[Stored entries]
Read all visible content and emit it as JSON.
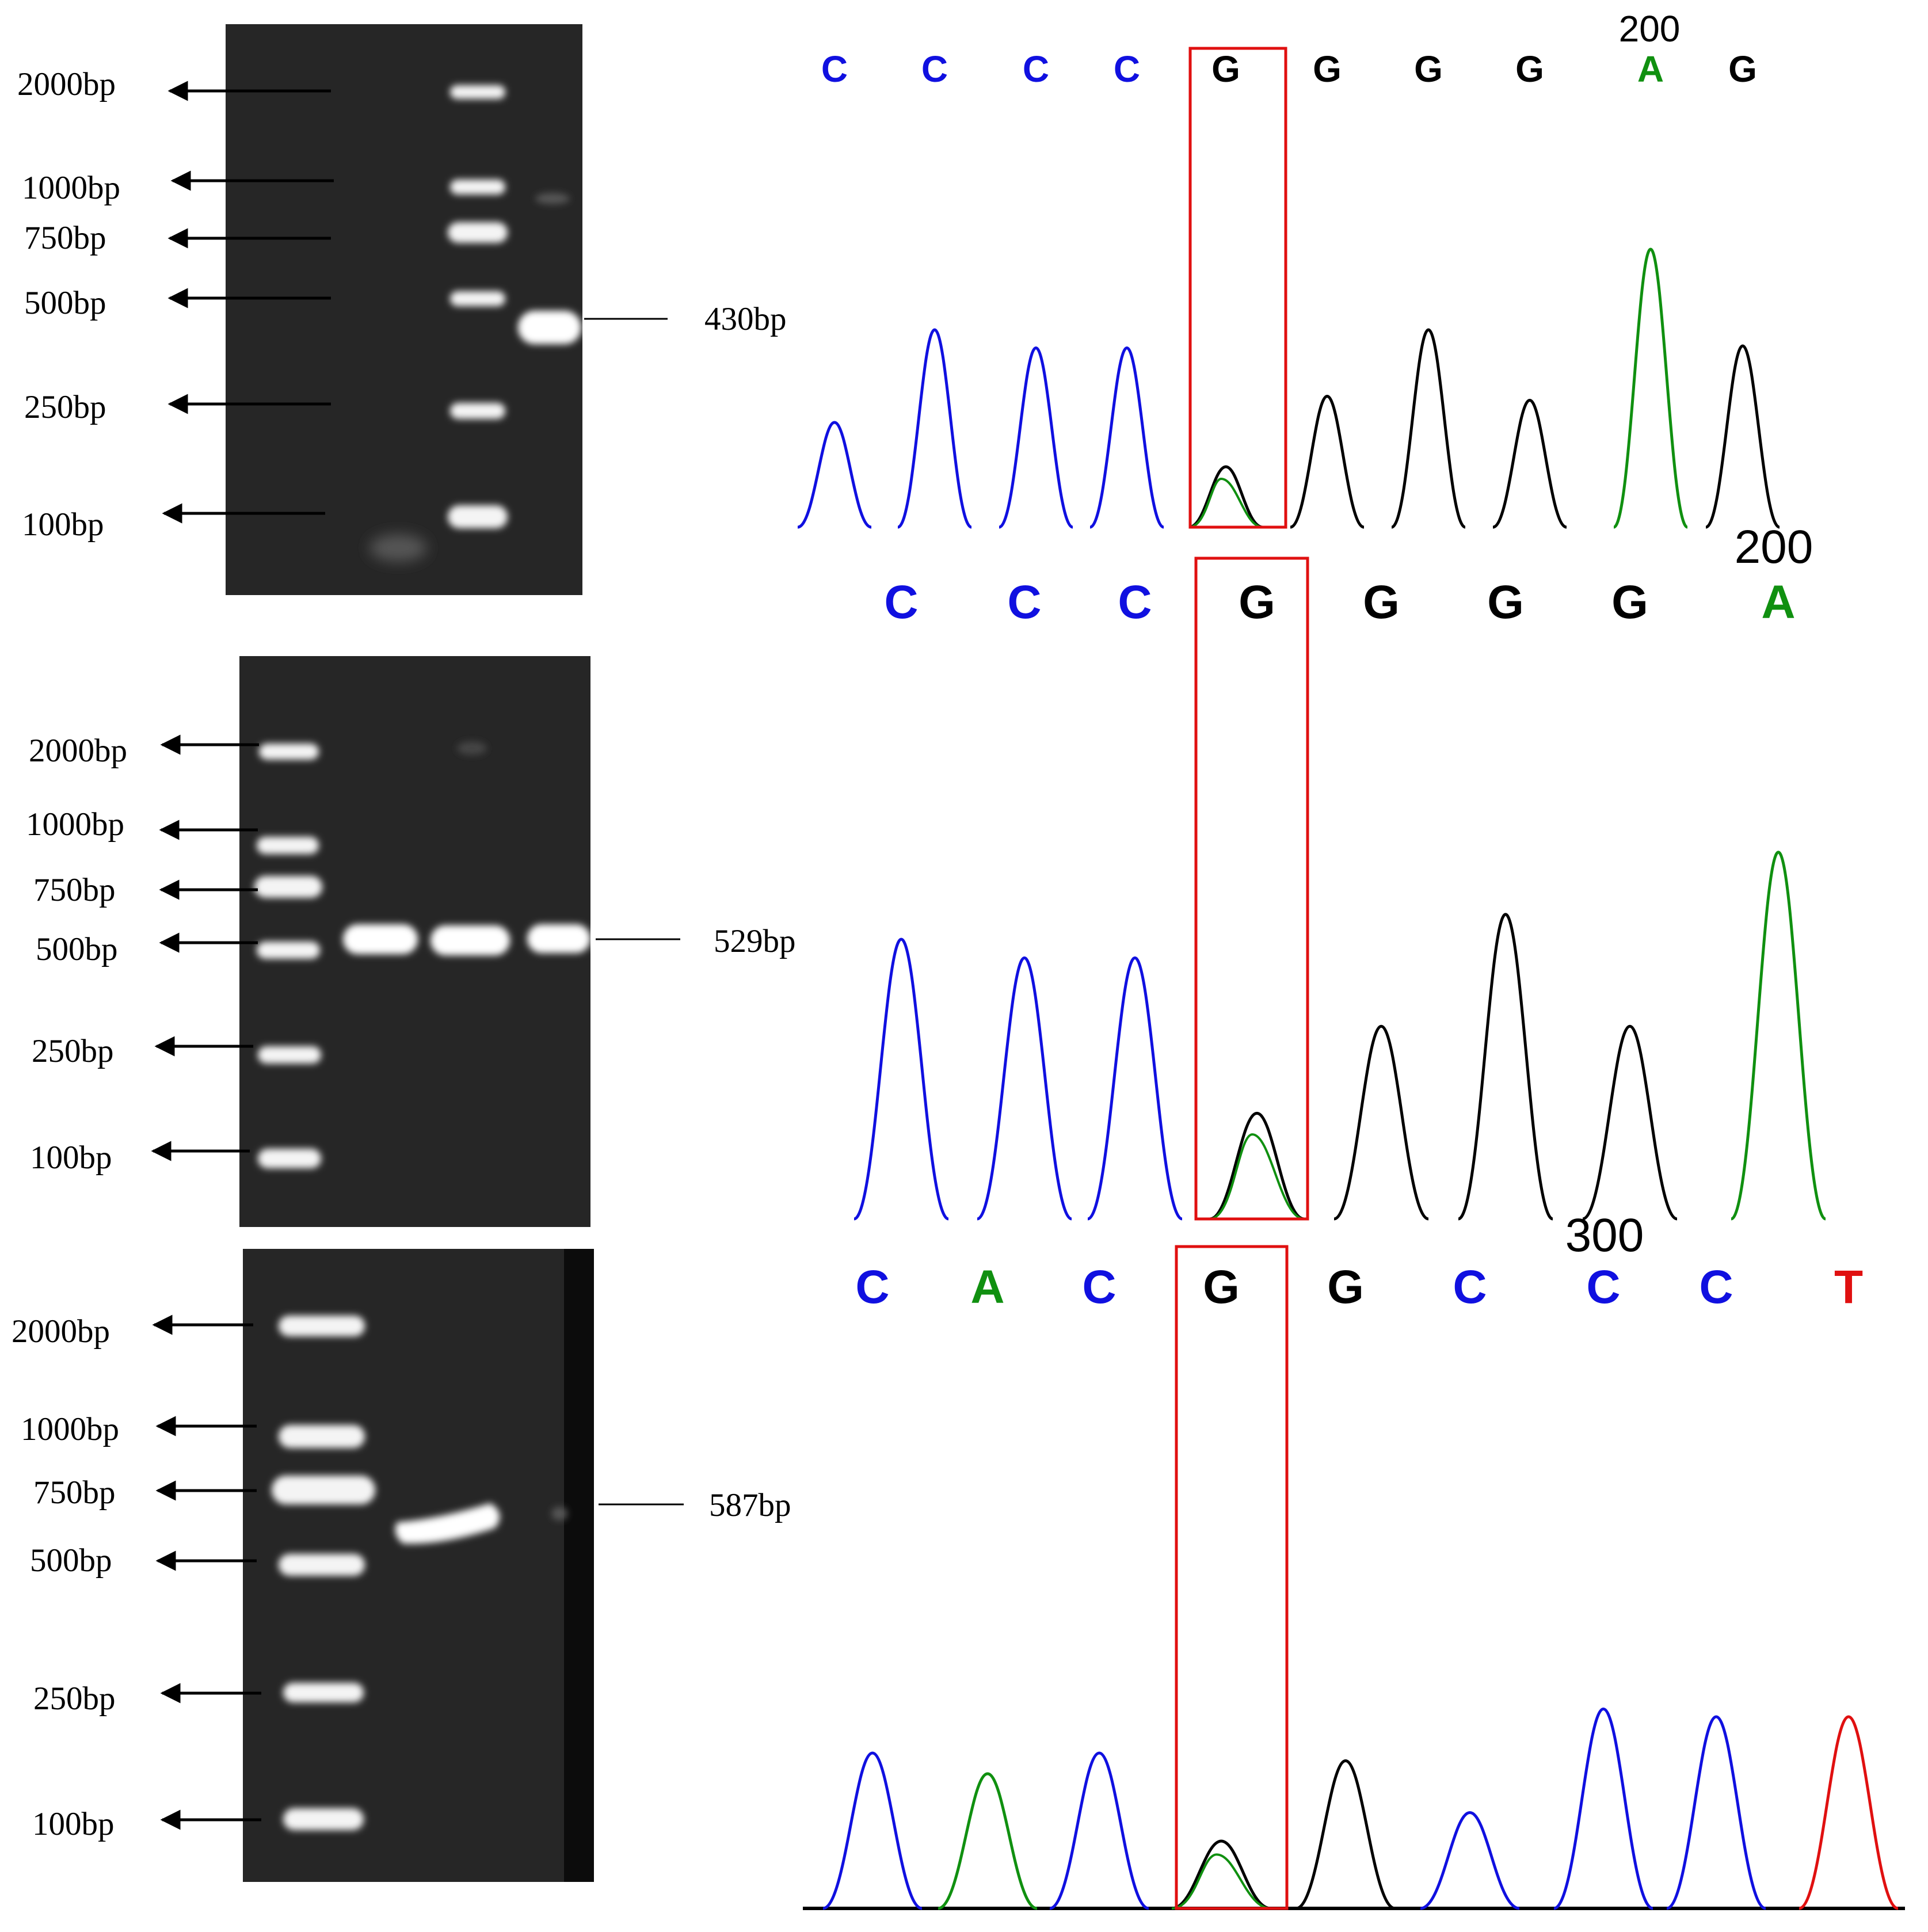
{
  "colors": {
    "A": "#109010",
    "C": "#1010e0",
    "G": "#000000",
    "T": "#e01010",
    "highlight": "#e01010",
    "gel_background": "#262626"
  },
  "panels": [
    {
      "ladder": [
        "2000bp",
        "1000bp",
        "750bp",
        "500bp",
        "250bp",
        "100bp"
      ],
      "product_label": "430bp",
      "position_label": "200",
      "bases": [
        "C",
        "C",
        "C",
        "C",
        "G",
        "G",
        "G",
        "G",
        "A",
        "G"
      ]
    },
    {
      "ladder": [
        "2000bp",
        "1000bp",
        "750bp",
        "500bp",
        "250bp",
        "100bp"
      ],
      "product_label": "529bp",
      "position_label": "200",
      "bases": [
        "C",
        "C",
        "C",
        "G",
        "G",
        "G",
        "G",
        "A"
      ]
    },
    {
      "ladder": [
        "2000bp",
        "1000bp",
        "750bp",
        "500bp",
        "250bp",
        "100bp"
      ],
      "product_label": "587bp",
      "position_label": "300",
      "bases": [
        "C",
        "A",
        "C",
        "G",
        "G",
        "C",
        "C",
        "C",
        "T"
      ]
    }
  ]
}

TO DO -
Leaving aside the images, write out the entries above word for word.

EXERCISE RESULT -
Read all visible content and emit it as JSON.
{
  "colors": {
    "A": "#109010",
    "C": "#1010e0",
    "G": "#000000",
    "T": "#e01010",
    "highlight": "#e01010",
    "gel_background": "#262626"
  },
  "panels": [
    {
      "ladder": [
        "2000bp",
        "1000bp",
        "750bp",
        "500bp",
        "250bp",
        "100bp"
      ],
      "product_label": "430bp",
      "position_label": "200",
      "bases": [
        "C",
        "C",
        "C",
        "C",
        "G",
        "G",
        "G",
        "G",
        "A",
        "G"
      ]
    },
    {
      "ladder": [
        "2000bp",
        "1000bp",
        "750bp",
        "500bp",
        "250bp",
        "100bp"
      ],
      "product_label": "529bp",
      "position_label": "200",
      "bases": [
        "C",
        "C",
        "C",
        "G",
        "G",
        "G",
        "G",
        "A"
      ]
    },
    {
      "ladder": [
        "2000bp",
        "1000bp",
        "750bp",
        "500bp",
        "250bp",
        "100bp"
      ],
      "product_label": "587bp",
      "position_label": "300",
      "bases": [
        "C",
        "A",
        "C",
        "G",
        "G",
        "C",
        "C",
        "C",
        "T"
      ]
    }
  ]
}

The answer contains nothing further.